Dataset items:

━━━━━━━━

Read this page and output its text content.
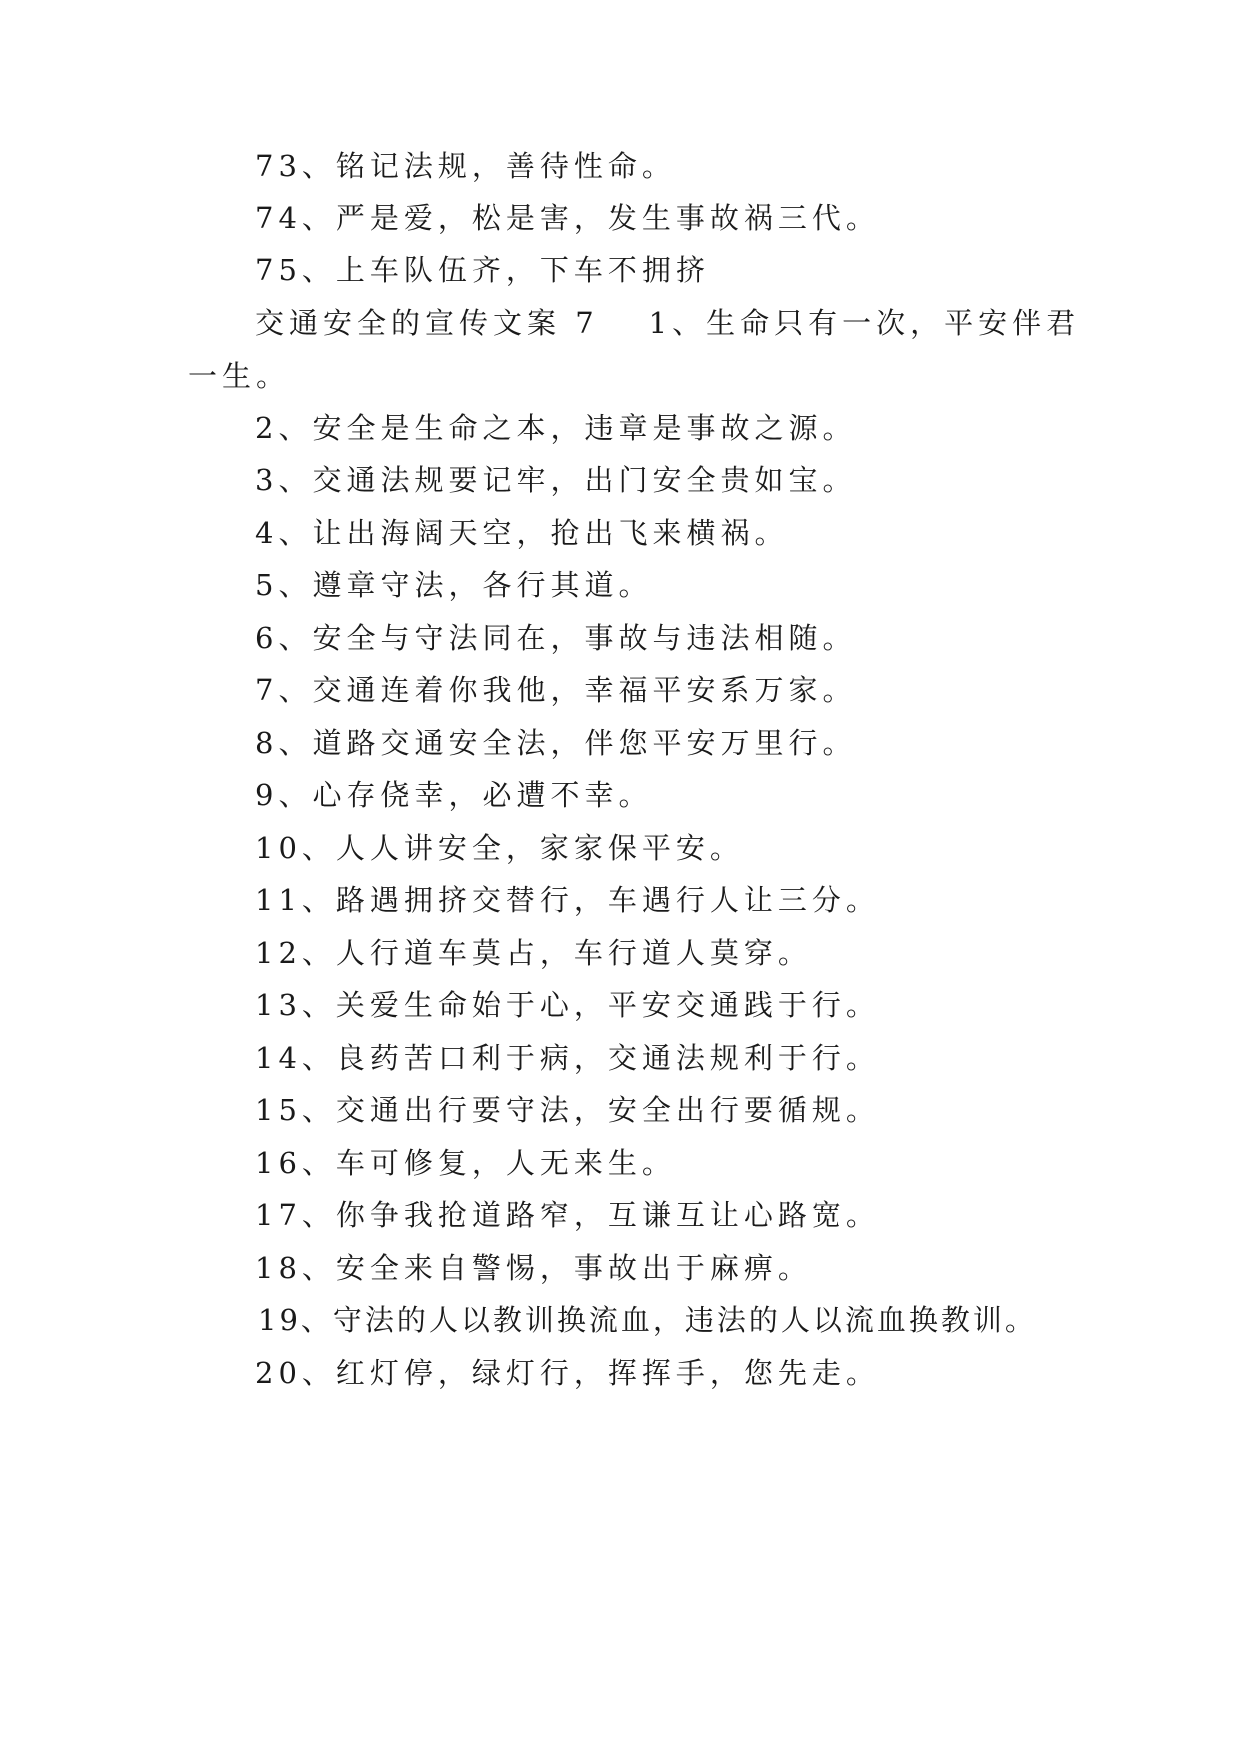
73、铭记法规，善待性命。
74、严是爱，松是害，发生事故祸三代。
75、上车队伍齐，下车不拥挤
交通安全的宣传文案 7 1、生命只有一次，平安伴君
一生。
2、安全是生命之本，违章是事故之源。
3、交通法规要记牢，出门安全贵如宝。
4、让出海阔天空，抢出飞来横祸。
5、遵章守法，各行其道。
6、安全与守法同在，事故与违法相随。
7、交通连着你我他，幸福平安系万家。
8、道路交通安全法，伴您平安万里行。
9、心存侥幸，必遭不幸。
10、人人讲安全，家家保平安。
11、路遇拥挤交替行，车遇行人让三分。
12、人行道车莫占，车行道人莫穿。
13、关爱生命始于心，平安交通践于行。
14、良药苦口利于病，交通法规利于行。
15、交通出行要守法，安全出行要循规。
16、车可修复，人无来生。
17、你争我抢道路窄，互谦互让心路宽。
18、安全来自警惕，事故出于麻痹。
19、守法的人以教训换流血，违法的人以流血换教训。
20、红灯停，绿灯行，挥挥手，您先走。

━━━━━━━━

**Task brief**: Every record above should be written out again exactly; the pictures stay out of the copy.

**Solved problem**:
Read this page and output its text content.
73、铭记法规，善待性命。
74、严是爱，松是害，发生事故祸三代。
75、上车队伍齐，下车不拥挤
交通安全的宣传文案 7 1、生命只有一次，平安伴君
一生。
2、安全是生命之本，违章是事故之源。
3、交通法规要记牢，出门安全贵如宝。
4、让出海阔天空，抢出飞来横祸。
5、遵章守法，各行其道。
6、安全与守法同在，事故与违法相随。
7、交通连着你我他，幸福平安系万家。
8、道路交通安全法，伴您平安万里行。
9、心存侥幸，必遭不幸。
10、人人讲安全，家家保平安。
11、路遇拥挤交替行，车遇行人让三分。
12、人行道车莫占，车行道人莫穿。
13、关爱生命始于心，平安交通践于行。
14、良药苦口利于病，交通法规利于行。
15、交通出行要守法，安全出行要循规。
16、车可修复，人无来生。
17、你争我抢道路窄，互谦互让心路宽。
18、安全来自警惕，事故出于麻痹。
19、守法的人以教训换流血，违法的人以流血换教训。
20、红灯停，绿灯行，挥挥手，您先走。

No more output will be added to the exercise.